_REQUEST_
In this exercise, return the whole listing exactly, excluding any images.

--- begin DATASET EXCERPTS ---

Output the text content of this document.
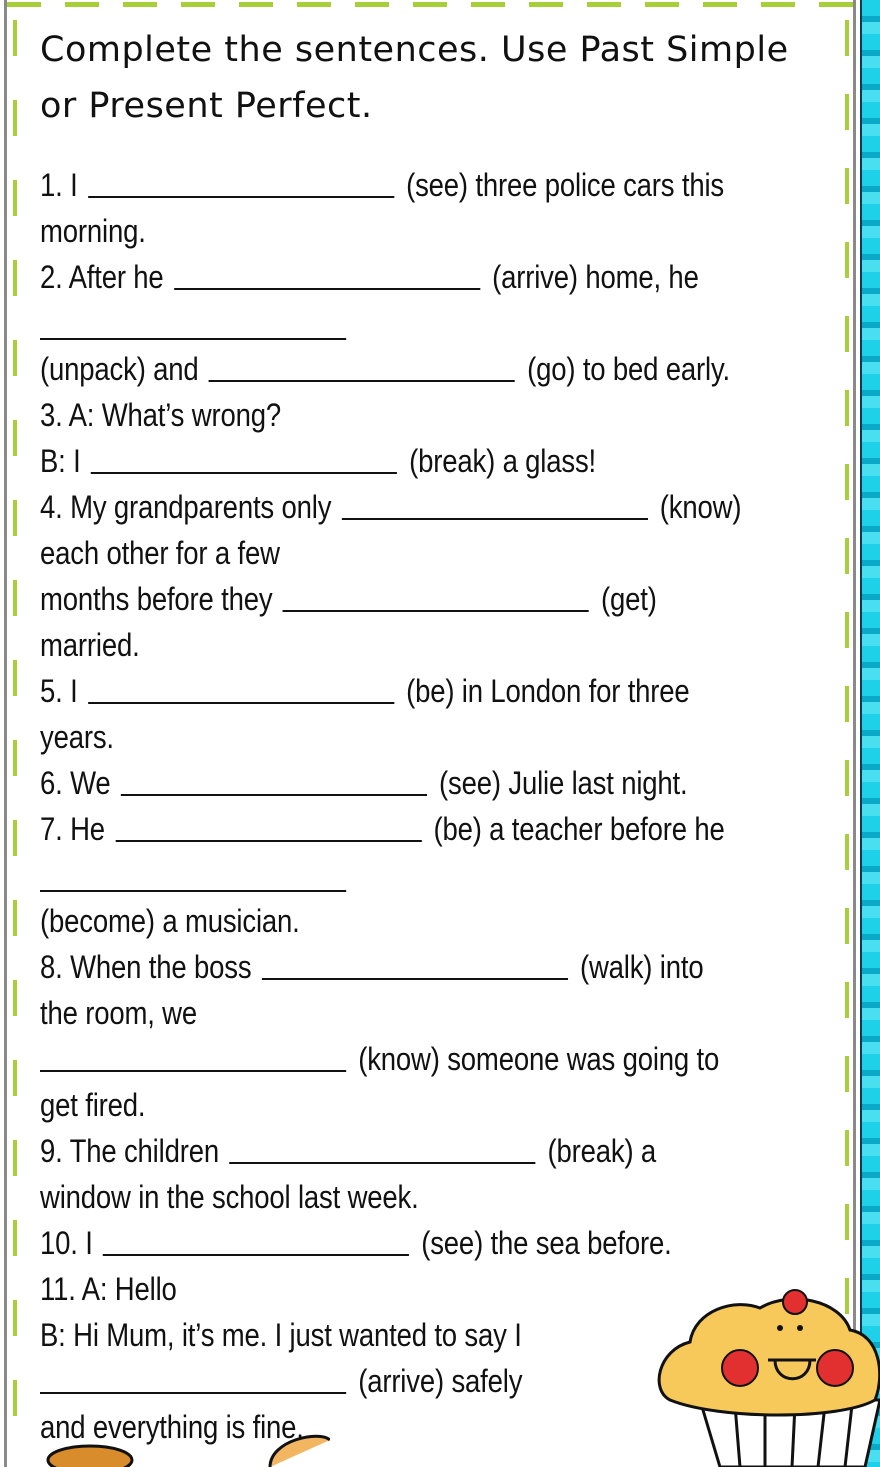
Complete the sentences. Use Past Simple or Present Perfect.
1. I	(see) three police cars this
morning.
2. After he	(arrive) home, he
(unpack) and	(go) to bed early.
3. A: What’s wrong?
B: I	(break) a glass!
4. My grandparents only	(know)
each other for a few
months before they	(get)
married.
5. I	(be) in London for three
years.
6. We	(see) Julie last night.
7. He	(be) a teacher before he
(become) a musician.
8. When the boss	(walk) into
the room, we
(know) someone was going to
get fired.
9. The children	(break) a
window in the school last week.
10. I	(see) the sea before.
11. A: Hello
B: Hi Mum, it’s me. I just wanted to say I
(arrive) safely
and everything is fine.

--- end DATASET EXCERPTS ---

_SOLUTION TO THE PROBLEM_
Output the text content of this document.
Complete the sentences. Use Past Simple or Present Perfect.
1. I	(see) three police cars this
morning.
2. After he	(arrive) home, he
(unpack) and	(go) to bed early.
3. A: What’s wrong?
B: I	(break) a glass!
4. My grandparents only	(know)
each other for a few
months before they	(get)
married.
5. I	(be) in London for three
years.
6. We	(see) Julie last night.
7. He	(be) a teacher before he
(become) a musician.
8. When the boss	(walk) into
the room, we
(know) someone was going to
get fired.
9. The children	(break) a
window in the school last week.
10. I	(see) the sea before.
11. A: Hello
B: Hi Mum, it’s me. I just wanted to say I
(arrive) safely
and everything is fine.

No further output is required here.